Testo di lettura:
====

Le differenze specifiche – che nel documento delle ACLI vengono valorizzate – sono la kriptonite per i sostenitori della cultura di genere la quale vuole in ultima istanza un annullamento delle differenze stabilite da madre natura per arrivare alla liquidità di ruoli sociali, orientamenti sessuali e strutture psicologiche indefinite.
L’essere donna quindi per la cultura di genere è un dato di verità antropologica da superare perché percepito come limite alla propria libertà di definirsi come persone così come più aggrada. Si tratta in ultima istanza dell’ennesima variazione del concetto di utopia: non riconosco la realtà per quello che è e ne rispetto le regole insite in essa, ma invento io un nuovo mondo con nuove regole. E in questo nuovo mondo non c’è posto non solo per l’uomo in quanto maschio, ma nemmeno per la donna in quanto femmina. Quindi per paradosso, inneggiando al “gender”, dalla festa della donna si passa a celebrare un “genere” di festa non proprio femminile.
Tralasciamo poi alcune considerazioni sul contenuto del manifesto che non attengono specificatamente alla questione della cultura gender e che rimandano a un’interpretazione del valore della donna di chiara matrice progressista, con rimandi non troppo velati al materialismo storico-dialettico declinato come lotta sociale e a un certo femminismo radicale.
Poniamoci invece la seguente domanda: usare l’espressione “cultura di genere” è una svista, un mero omaggio alla linguistica contemporanea oppure c’è di più? Difficile credere che coloro che hanno redatto il manifesto ignorino la posizione del Magistero su questo tema e, anche quando fosse così, una tale ignoranza sarebbe comunque colpevole e non scusabile. Infatti solo meno di tre mesi fa Benedetto XVI, in occasione degli auguri natalizi alla curia romana, così si espresse: “'Donna non si nasce, lo si diventa. In queste parole è dato il fondamento di ciò che oggi, sotto il lemma ‘gender’, viene presentato come nuova filosofia della sessualità. Il sesso, secondo tale filosofia, non è più un dato originario della natura che l’uomo deve accettare e riempire personalmente di senso, bensì un ruolo sociale del quale si decide autonomamente […]. La profonda erroneità di questa teoria e della rivoluzione antropologica in essa soggiacente è evidente”.

====

Dati in ingresso:
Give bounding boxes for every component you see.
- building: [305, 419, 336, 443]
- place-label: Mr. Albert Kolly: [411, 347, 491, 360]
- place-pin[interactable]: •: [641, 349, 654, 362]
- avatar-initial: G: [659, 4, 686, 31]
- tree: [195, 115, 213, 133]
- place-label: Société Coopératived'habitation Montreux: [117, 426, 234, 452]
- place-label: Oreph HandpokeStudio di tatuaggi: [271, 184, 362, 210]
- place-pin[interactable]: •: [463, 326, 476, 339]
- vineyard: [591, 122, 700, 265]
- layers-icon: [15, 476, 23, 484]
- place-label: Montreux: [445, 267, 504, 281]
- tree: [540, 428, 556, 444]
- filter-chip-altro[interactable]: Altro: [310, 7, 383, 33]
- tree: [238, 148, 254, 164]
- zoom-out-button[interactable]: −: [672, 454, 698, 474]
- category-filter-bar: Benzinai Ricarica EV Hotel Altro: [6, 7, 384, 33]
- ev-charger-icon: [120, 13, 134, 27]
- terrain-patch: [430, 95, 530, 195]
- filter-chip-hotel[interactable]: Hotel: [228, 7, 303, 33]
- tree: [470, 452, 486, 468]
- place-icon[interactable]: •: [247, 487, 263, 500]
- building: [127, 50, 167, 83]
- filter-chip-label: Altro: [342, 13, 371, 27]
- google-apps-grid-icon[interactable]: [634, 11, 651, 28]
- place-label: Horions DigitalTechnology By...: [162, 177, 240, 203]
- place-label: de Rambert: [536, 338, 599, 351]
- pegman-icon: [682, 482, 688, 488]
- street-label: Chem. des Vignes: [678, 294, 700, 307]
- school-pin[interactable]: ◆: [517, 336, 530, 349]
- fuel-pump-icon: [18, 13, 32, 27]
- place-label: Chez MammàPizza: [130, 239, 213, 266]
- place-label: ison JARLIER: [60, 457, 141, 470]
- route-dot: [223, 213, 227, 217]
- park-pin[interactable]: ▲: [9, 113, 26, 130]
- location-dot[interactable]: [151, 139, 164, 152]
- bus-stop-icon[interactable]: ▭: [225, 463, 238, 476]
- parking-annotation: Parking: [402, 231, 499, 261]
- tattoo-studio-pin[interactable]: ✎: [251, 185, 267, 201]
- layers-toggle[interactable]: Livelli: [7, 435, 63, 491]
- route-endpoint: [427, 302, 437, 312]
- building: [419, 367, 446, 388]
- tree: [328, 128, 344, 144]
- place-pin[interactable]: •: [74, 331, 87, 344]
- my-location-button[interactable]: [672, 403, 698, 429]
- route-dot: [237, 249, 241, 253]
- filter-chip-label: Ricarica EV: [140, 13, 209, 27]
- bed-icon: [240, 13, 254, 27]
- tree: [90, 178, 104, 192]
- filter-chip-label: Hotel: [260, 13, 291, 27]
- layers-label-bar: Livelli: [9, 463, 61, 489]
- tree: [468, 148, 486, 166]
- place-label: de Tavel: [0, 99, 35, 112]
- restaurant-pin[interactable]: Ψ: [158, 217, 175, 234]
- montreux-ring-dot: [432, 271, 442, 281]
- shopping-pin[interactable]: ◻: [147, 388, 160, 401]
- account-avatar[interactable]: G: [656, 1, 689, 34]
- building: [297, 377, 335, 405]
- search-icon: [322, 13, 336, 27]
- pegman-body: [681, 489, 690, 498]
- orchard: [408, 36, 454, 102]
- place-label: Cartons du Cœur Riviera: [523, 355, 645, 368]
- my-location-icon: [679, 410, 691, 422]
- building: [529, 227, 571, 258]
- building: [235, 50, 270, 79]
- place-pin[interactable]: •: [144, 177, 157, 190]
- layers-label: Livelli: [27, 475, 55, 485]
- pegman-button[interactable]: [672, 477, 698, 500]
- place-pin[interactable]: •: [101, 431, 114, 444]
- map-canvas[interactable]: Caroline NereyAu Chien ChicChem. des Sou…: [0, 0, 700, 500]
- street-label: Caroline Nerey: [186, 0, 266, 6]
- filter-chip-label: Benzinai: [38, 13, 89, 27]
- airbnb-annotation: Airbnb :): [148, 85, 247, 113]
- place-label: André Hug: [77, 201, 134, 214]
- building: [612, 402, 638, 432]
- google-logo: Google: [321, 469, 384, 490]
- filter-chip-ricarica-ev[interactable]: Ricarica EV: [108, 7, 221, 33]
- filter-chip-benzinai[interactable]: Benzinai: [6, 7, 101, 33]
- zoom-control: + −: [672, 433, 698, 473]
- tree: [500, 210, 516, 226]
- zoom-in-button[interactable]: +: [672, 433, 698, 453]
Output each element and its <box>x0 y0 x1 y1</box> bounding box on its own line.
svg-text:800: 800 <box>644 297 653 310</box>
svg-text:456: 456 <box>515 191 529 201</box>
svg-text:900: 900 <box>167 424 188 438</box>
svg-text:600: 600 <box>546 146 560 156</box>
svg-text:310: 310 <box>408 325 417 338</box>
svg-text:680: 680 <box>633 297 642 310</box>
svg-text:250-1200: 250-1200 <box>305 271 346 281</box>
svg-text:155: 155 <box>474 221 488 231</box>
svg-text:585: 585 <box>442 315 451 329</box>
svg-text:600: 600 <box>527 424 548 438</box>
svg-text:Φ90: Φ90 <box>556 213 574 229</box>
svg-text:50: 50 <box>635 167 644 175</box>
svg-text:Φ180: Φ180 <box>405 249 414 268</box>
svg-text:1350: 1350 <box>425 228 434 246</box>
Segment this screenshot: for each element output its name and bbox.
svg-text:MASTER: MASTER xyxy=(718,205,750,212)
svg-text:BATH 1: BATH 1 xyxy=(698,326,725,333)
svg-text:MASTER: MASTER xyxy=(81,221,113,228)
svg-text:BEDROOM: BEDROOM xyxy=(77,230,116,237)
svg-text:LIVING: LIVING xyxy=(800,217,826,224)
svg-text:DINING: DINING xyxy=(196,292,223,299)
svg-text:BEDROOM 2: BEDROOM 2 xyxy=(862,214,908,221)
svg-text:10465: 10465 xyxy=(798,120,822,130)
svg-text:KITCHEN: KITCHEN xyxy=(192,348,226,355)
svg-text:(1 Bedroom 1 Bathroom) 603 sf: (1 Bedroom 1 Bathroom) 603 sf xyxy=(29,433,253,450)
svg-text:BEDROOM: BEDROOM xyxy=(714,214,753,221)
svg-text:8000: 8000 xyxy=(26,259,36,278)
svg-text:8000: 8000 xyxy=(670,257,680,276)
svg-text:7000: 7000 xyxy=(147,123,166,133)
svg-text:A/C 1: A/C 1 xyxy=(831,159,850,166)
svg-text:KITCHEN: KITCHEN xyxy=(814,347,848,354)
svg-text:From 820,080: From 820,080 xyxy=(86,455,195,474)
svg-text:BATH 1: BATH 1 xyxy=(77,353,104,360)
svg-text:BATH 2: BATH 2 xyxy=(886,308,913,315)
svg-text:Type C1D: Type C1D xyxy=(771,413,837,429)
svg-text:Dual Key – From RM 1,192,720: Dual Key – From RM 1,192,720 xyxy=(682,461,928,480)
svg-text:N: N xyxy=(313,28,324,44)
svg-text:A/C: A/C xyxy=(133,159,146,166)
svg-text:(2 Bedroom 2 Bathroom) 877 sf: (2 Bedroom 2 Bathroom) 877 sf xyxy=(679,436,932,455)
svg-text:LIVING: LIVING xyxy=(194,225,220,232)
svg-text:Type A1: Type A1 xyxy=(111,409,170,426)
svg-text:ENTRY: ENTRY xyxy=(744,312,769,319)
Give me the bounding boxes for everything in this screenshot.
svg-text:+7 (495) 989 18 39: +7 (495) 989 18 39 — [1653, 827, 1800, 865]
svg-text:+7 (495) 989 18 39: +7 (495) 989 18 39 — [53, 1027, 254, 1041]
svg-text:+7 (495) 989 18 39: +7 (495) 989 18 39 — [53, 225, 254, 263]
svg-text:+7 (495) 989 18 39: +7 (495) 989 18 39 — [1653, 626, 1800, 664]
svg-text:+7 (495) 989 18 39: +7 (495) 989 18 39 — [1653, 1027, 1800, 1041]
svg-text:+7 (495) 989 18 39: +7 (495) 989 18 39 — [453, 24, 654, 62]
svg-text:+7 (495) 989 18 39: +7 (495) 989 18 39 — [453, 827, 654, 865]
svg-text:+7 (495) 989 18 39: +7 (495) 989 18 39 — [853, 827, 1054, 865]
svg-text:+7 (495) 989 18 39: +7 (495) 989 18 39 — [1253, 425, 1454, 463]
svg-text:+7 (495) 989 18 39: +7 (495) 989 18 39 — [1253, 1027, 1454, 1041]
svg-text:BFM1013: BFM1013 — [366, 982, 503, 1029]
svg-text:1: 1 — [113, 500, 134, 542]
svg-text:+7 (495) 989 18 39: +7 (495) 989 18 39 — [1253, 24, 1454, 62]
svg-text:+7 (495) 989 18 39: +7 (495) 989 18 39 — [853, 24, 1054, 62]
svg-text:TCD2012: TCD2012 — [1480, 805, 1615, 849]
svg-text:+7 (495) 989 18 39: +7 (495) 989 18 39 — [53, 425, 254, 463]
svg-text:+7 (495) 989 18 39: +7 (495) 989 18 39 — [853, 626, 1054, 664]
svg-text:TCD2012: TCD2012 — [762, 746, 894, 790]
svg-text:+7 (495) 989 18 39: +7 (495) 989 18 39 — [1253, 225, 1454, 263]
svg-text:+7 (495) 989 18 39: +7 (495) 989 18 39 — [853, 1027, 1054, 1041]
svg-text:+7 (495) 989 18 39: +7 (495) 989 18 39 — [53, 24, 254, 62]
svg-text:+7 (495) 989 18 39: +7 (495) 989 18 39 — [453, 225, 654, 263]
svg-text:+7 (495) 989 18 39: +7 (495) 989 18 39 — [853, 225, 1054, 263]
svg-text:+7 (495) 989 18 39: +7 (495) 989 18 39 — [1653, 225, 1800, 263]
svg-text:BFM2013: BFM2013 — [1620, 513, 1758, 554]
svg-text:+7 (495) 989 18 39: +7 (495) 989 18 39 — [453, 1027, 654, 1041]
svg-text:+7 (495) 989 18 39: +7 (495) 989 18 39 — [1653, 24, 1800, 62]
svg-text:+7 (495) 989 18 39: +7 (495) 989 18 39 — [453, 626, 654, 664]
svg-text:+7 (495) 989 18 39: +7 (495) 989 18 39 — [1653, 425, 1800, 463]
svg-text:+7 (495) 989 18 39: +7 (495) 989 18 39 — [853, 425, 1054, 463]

====

Consegne:
(A) Risponda alle seguenti domande sul testo di lettura:
(i) Che cosa sono le differenze specifiche per i sostenitori della cultura di genere?
(ii) Di quale concetto la cultura di genere rappresenta l'ennesima variazione?
(iii) In quale occasione si espresse Benedetto XVI sul tema del "gender"?
(B) Stabilisca se ciascuna affermazione concorda con il testo di lettura, motivando con le parole del testo:
(i) Nel documento delle ACLI le differenze specifiche vengono valorizzate.
(ii) Il testo di lettura esamina nel dettaglio le considerazioni del manifesto di matrice progressista.
(iii) Secondo la filosofia descritta da Benedetto XVI, il sesso è un dato originario della natura.

Risposte per punto:
(A)
(i) Sono la kriptonite.
(ii) Del concetto di utopia.
(iii) In occasione degli auguri natalizi alla curia romana.

(B)
(i) Sì: "Le differenze specifiche – che nel documento delle ACLI vengono valorizzate".
(ii) No: "Tralasciamo poi alcune considerazioni sul contenuto del manifesto".
(iii) No: "Il sesso, secondo tale filosofia, non è più un dato originario della natura".